# AUSZUG:
----
Anschließend trat der Polizeibeamte erneut in den Zeugenstand, den die Lebensgefährtin des jüngeren Angeklagten massiv beschuldigt hatte, eine unlautere Vernehmungsart gepflegt zu haben. Der Zeuge stritt diese Beschuldigungen ab; insbesondere könne er nicht mit der Faust auf den Tisch geschlagen haben, da dieser schon von seinem PC und weiteren Akten weitgehend bedeckt werde und daher schlicht zu klein dafür sei. In keinem Falle sei es sein Stil, die Zeugen einzuschüchtern. Die entsprechenden Schilderungen der Zeugin werden wohl folgenlos für den Prozess bleiben.

Den Schwerpunkt des dritten Verhandlungstags bildeten schließlich die Ausführungen des Sachverständigen zum Unfallgeschehen. Dabei erfuhr man so einiges Interessantes am Rande, so beispielsweise den Umstand, dass der kleine Skoda 170 PS (Audi A6 des jüngeren Angeklagten: 232 PS) stark war und vom älteren Angeklagten mit äußerst ausgeprägtem Interesse für Autotuning „aufgepeppt“ wurde. In jedem Falle waren beide Autos in einem technisch mangelfreien Zustand, so dass eine diesbezügliche Ursächlichkeit ausscheiden dürfte. Etwaige relevante Daten über die Geschwindigkeit zum Unfallzeitpunkt konnten aus den noch funktionstüchtigen Steuergeräten des Skodas nicht herausgelesen werden.

Zum Schluss wurde noch die Dashcam-Aufnahme erneut vorgespielt und sachverständig analysiert. Dabei bestätigte sich auch beim zweiten, genaueren Blick auf die Sequenzen der Eindruck von der ersten Sitzung, dass die Annahme eines abgesprochenen Rennens nicht haltbar ist: Zwischen dem Halt an der Ampelanlage, wo die beiden Autos zum ersten Mal nebeneinanderstehen, und dem Losfahren bei Grün vergehen nur einige wenige Sekunden. Worauf die Staatsanwaltschaft ihren Vorwurf gründet, die beiden Angeklagten hätten spontan ein Rennen verabredetet und dieses um „jeden Preis“ gewinnen wollen, bleibt im Dunkeln. Ja, es war eine unverantwortliche Raserfahrt, ohne Zweifel. Aber nein, es war kein illegales Straßenrennen, so meine verfestigte Einschätzung.
----
[Zeilen aus einer Sammlung]
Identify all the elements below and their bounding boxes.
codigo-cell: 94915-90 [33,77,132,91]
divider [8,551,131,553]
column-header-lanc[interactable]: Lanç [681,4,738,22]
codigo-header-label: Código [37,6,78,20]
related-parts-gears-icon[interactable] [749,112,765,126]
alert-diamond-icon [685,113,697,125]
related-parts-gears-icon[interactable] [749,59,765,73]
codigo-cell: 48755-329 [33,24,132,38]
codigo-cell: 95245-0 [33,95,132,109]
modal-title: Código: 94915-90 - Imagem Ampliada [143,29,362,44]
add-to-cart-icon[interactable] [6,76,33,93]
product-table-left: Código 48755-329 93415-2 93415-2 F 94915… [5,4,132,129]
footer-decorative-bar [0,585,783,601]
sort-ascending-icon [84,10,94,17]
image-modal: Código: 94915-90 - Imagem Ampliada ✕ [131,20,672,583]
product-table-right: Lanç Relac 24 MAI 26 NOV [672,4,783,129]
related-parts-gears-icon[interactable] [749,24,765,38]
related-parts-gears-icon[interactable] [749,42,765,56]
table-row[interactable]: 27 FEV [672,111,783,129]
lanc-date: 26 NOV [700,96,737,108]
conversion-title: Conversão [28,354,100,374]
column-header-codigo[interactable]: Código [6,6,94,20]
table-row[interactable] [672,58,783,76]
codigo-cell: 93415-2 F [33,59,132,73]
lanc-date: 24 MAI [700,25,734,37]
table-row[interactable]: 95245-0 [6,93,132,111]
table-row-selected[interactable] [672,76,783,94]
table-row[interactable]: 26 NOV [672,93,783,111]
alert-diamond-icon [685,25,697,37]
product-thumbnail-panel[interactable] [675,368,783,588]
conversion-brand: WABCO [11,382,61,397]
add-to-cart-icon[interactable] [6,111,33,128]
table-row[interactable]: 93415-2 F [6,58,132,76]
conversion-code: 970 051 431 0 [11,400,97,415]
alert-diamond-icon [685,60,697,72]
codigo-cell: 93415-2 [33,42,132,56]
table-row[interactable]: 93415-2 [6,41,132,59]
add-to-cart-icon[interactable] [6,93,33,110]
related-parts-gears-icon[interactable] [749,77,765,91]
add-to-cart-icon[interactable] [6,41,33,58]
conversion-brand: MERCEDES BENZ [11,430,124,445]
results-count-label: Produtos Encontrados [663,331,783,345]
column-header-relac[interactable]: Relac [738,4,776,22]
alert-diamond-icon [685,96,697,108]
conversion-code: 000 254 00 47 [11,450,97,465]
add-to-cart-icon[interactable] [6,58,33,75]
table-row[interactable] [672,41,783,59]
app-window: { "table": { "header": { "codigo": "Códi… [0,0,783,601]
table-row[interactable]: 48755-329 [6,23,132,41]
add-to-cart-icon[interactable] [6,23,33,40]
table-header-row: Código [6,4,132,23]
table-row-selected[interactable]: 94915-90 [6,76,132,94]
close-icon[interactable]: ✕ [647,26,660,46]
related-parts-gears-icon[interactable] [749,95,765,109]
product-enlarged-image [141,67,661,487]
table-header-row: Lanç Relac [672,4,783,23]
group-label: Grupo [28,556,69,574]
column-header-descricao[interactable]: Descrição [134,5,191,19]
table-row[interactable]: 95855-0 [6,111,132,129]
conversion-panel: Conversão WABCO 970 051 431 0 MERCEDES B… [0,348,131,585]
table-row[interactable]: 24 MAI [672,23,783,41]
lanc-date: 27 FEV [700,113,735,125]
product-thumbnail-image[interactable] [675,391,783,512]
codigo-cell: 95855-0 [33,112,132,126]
----
# AUFGABENSTELLUNG:
Stimmen die Aussagen 1. bis 3. mit dem Auszug überein? Beantworten Sie jede mit Ja oder Nein, und zitieren Sie wörtlich die entscheidenden Worte des Auszugs.
1. Der Polizeibeamte räumte ein, mit der Faust auf den Tisch geschlagen zu haben.
2. Beide Autos befanden sich in technisch mangelfreiem Zustand.
3. Aus den Steuergeräten des Skodas ließ sich die Geschwindigkeit zum Unfallzeitpunkt auslesen.

# BEARBEITETE AUFGABE:
1. Nein: „Der Zeuge stritt diese Beschuldigungen ab“
2. Ja: „In jedem Falle waren beide Autos in einem technisch mangelfreien Zustand“
3. Nein: „Etwaige relevante Daten über die Geschwindigkeit zum Unfallzeitpunkt konnten aus den noch funktionstüchtigen Steuergeräten des Skodas nicht herausgelesen werden.“